WHAT YOU WILL DO -
Give the material again in full, matching it exactly.

* * * * * * * * *

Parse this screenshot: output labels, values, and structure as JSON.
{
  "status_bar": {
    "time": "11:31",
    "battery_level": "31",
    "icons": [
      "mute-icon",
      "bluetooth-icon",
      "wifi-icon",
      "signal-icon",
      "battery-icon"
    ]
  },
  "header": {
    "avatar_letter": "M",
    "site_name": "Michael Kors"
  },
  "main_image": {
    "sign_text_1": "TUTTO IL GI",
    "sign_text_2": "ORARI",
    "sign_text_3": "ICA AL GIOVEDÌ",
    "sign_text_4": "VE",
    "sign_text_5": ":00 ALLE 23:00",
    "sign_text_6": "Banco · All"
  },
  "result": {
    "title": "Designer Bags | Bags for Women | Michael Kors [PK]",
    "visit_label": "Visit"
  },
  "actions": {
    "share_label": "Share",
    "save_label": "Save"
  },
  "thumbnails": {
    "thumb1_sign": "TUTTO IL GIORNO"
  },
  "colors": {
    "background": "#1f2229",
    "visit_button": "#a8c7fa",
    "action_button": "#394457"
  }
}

* * * * * * * * *

RESPONSE FOR THIS EXERCISE -
Parse this screenshot: output labels, values, and structure as JSON.
{
  "status_bar": {
    "time": "11:31",
    "battery_level": "31",
    "icons": [
      "mute-icon",
      "bluetooth-icon",
      "wifi-icon",
      "signal-icon",
      "battery-icon"
    ]
  },
  "header": {
    "avatar_letter": "M",
    "site_name": "Michael Kors"
  },
  "main_image": {
    "sign_text_1": "TUTTO IL GI",
    "sign_text_2": "ORARI",
    "sign_text_3": "ICA AL GIOVEDÌ",
    "sign_text_4": "VE",
    "sign_text_5": ":00 ALLE 23:00",
    "sign_text_6": "Banco · All"
  },
  "result": {
    "title": "Designer Bags | Bags for Women | Michael Kors [PK]",
    "visit_label": "Visit"
  },
  "actions": {
    "share_label": "Share",
    "save_label": "Save"
  },
  "thumbnails": {
    "thumb1_sign": "TUTTO IL GIORNO"
  },
  "colors": {
    "background": "#1f2229",
    "visit_button": "#a8c7fa",
    "action_button": "#394457"
  }
}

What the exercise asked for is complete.